=== DATA TO EXAMINE ===
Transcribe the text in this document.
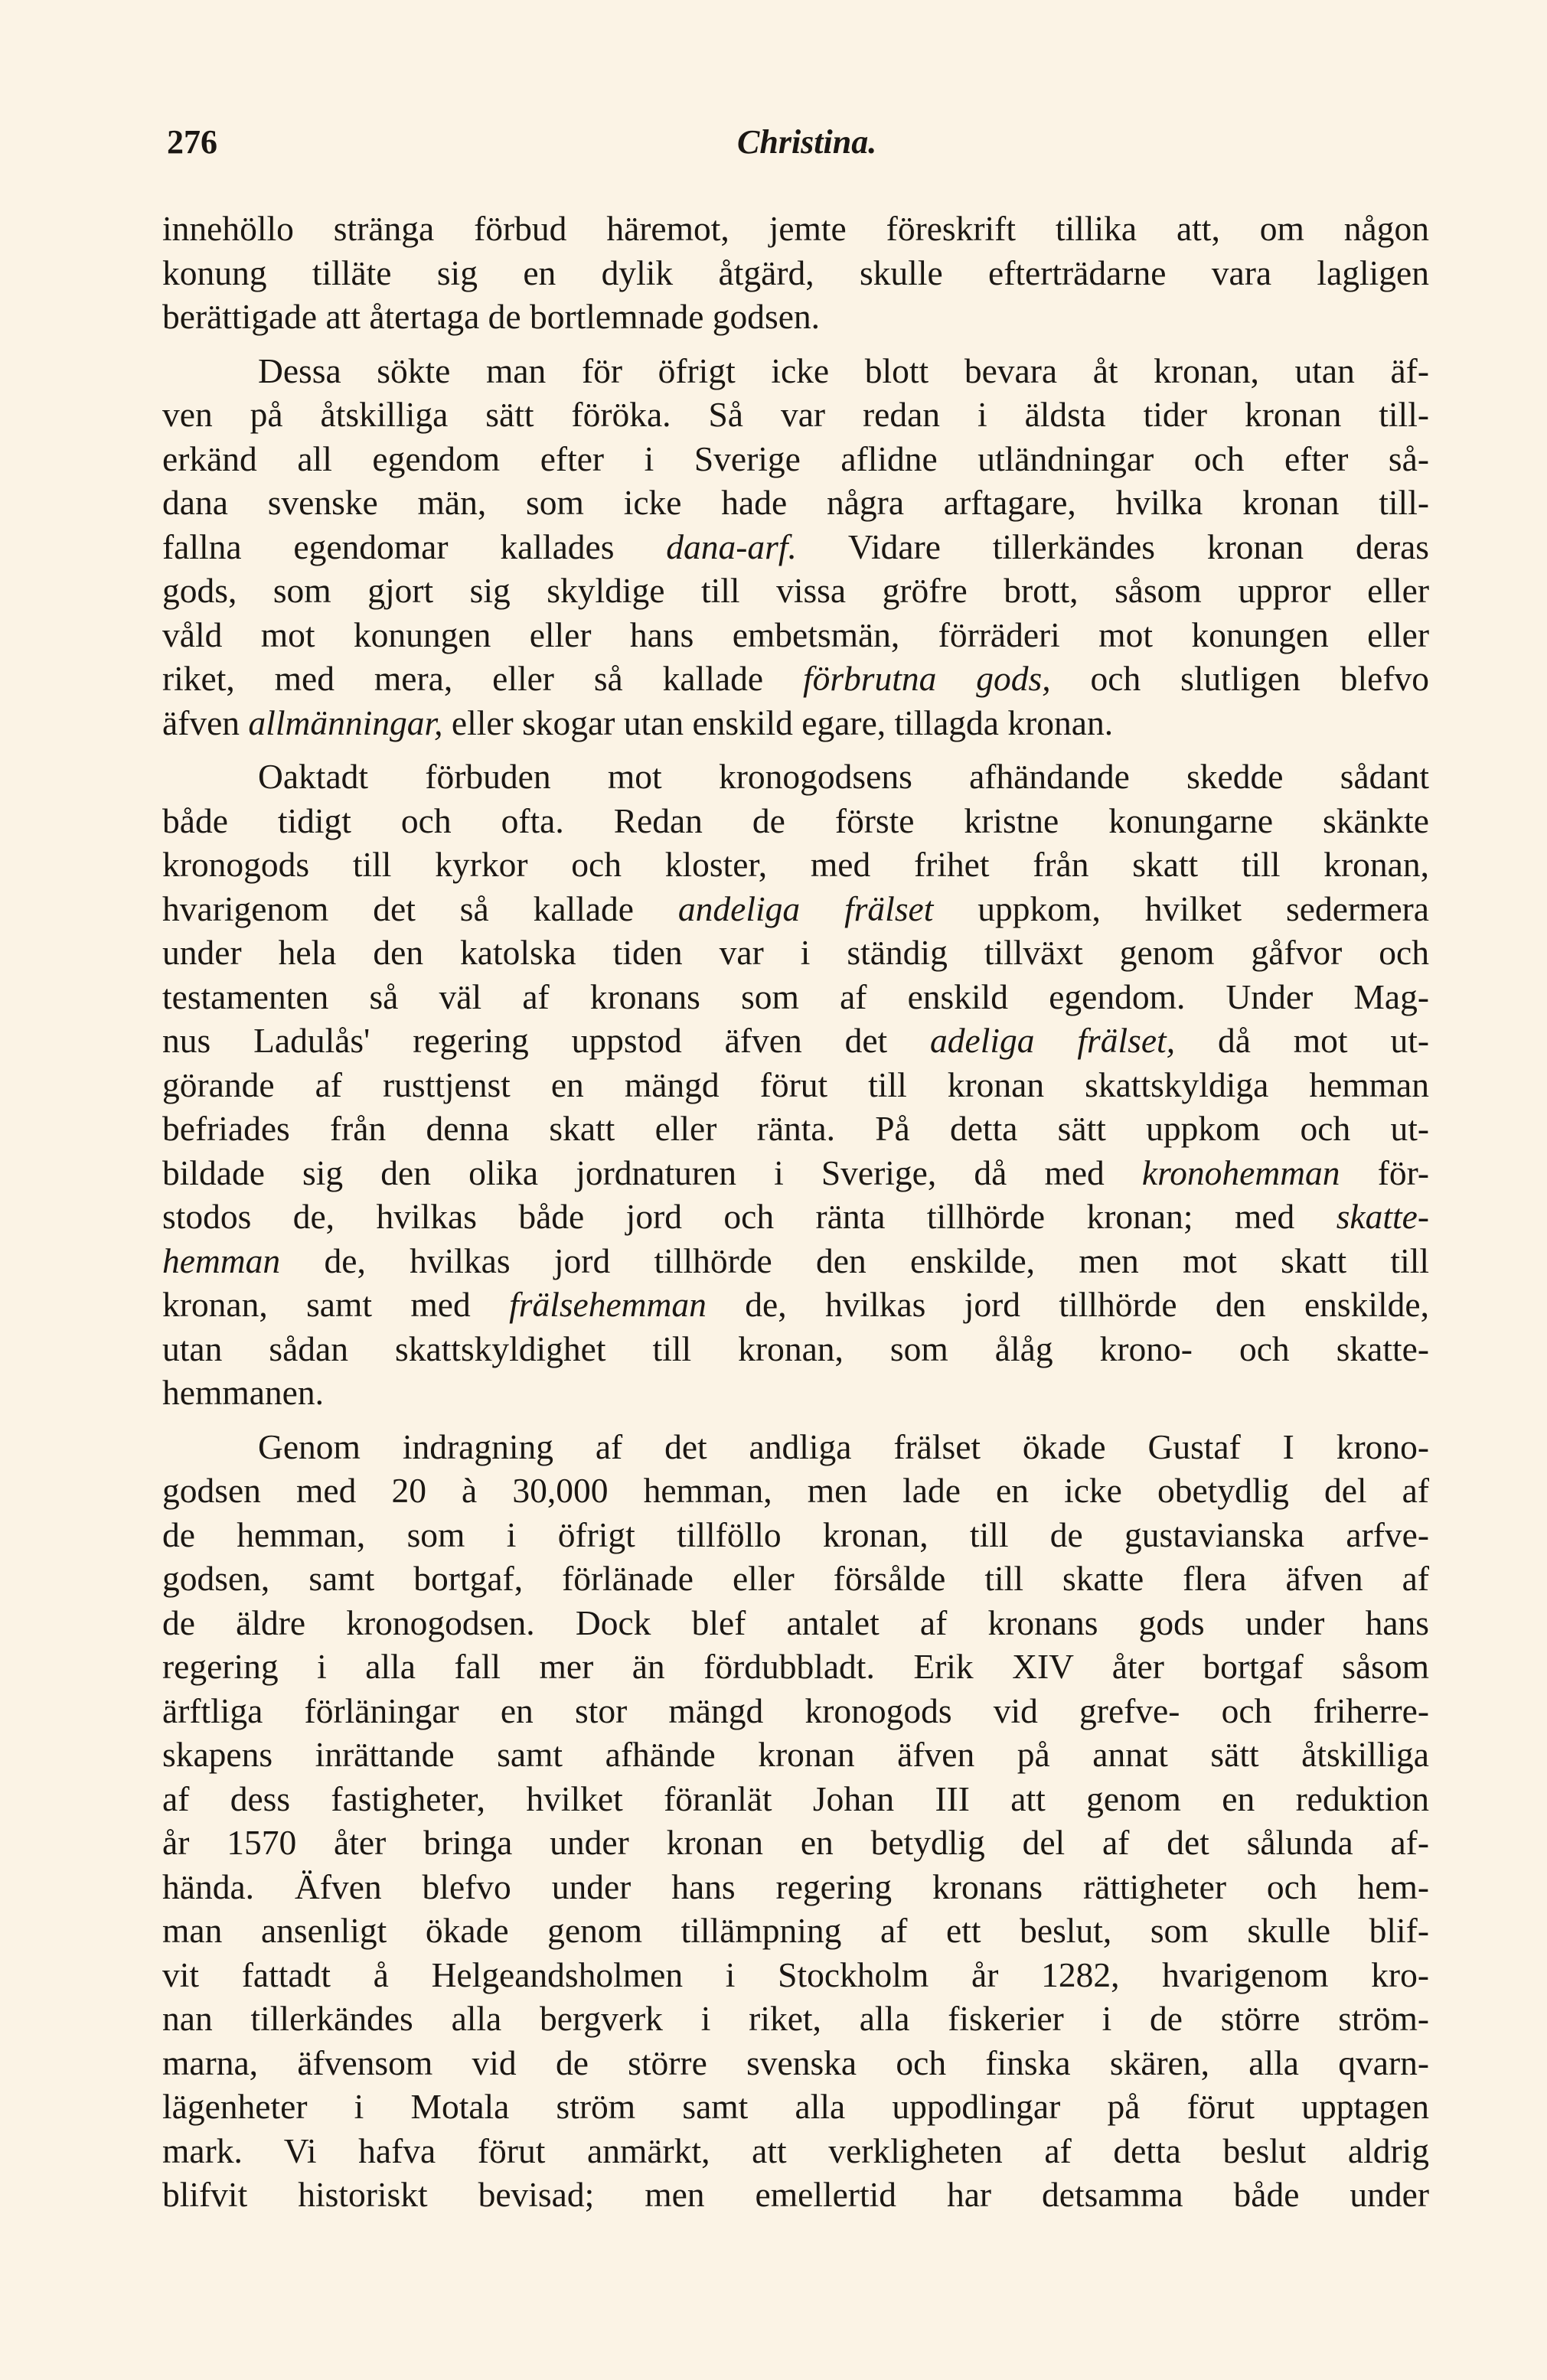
276	Christina.
innehöllo stränga förbud häremot, jemte föreskrift tillika att, om någon
konung tilläte sig en dylik åtgärd, skulle efterträdarne vara lagligen
berättigade att återtaga de bortlemnade godsen.
Dessa sökte man för öfrigt icke blott bevara åt kronan, utan äf-
ven på åtskilliga sätt föröka. Så var redan i äldsta tider kronan till-
erkänd all egendom efter i Sverige aflidne utländningar och efter så-
dana svenske män, som icke hade några arftagare, hvilka kronan till-
fallna egendomar kallades dana-arf. Vidare tillerkändes kronan deras
gods, som gjort sig skyldige till vissa gröfre brott, såsom uppror eller
våld mot konungen eller hans embetsmän, förräderi mot konungen eller
riket, med mera, eller så kallade förbrutna gods, och slutligen blefvo
äfven allmänningar, eller skogar utan enskild egare, tillagda kronan.
Oaktadt förbuden mot kronogodsens afhändande skedde sådant
både tidigt och ofta. Redan de förste kristne konungarne skänkte
kronogods till kyrkor och kloster, med frihet från skatt till kronan,
hvarigenom det så kallade andeliga frälset uppkom, hvilket sedermera
under hela den katolska tiden var i ständig tillväxt genom gåfvor och
testamenten så väl af kronans som af enskild egendom. Under Mag-
nus Ladulås' regering uppstod äfven det adeliga frälset, då mot ut-
görande af rusttjenst en mängd förut till kronan skattskyldiga hemman
befriades från denna skatt eller ränta. På detta sätt uppkom och ut-
bildade sig den olika jordnaturen i Sverige, då med kronohemman för-
stodos de, hvilkas både jord och ränta tillhörde kronan; med skatte-
hemman de, hvilkas jord tillhörde den enskilde, men mot skatt till
kronan, samt med frälsehemman de, hvilkas jord tillhörde den enskilde,
utan sådan skattskyldighet till kronan, som ålåg krono- och skatte-
hemmanen.
Genom indragning af det andliga frälset ökade Gustaf I krono-
godsen med 20 à 30,000 hemman, men lade en icke obetydlig del af
de hemman, som i öfrigt tillföllo kronan, till de gustavianska arfve-
godsen, samt bortgaf, förlänade eller försålde till skatte flera äfven af
de äldre kronogodsen. Dock blef antalet af kronans gods under hans
regering i alla fall mer än fördubbladt. Erik XIV åter bortgaf såsom
ärftliga förläningar en stor mängd kronogods vid grefve- och friherre-
skapens inrättande samt afhände kronan äfven på annat sätt åtskilliga
af dess fastigheter, hvilket föranlät Johan III att genom en reduktion
år 1570 åter bringa under kronan en betydlig del af det sålunda af-
hända. Äfven blefvo under hans regering kronans rättigheter och hem-
man ansenligt ökade genom tillämpning af ett beslut, som skulle blif-
vit fattadt å Helgeandsholmen i Stockholm år 1282, hvarigenom kro-
nan tillerkändes alla bergverk i riket, alla fiskerier i de större ström-
marna, äfvensom vid de större svenska och finska skären, alla qvarn-
lägenheter i Motala ström samt alla uppodlingar på förut upptagen
mark. Vi hafva förut anmärkt, att verkligheten af detta beslut aldrig
blifvit historiskt bevisad; men emellertid har detsamma både under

=== WHAT THIS TASK INVOLVES ===
Should a line in the material contain "bortgaf", copy it.

=== RESULT OF THIS TASK ===
godsen, samt bortgaf, förlänade eller försålde till skatte flera äfven af
regering i alla fall mer än fördubbladt. Erik XIV åter bortgaf såsom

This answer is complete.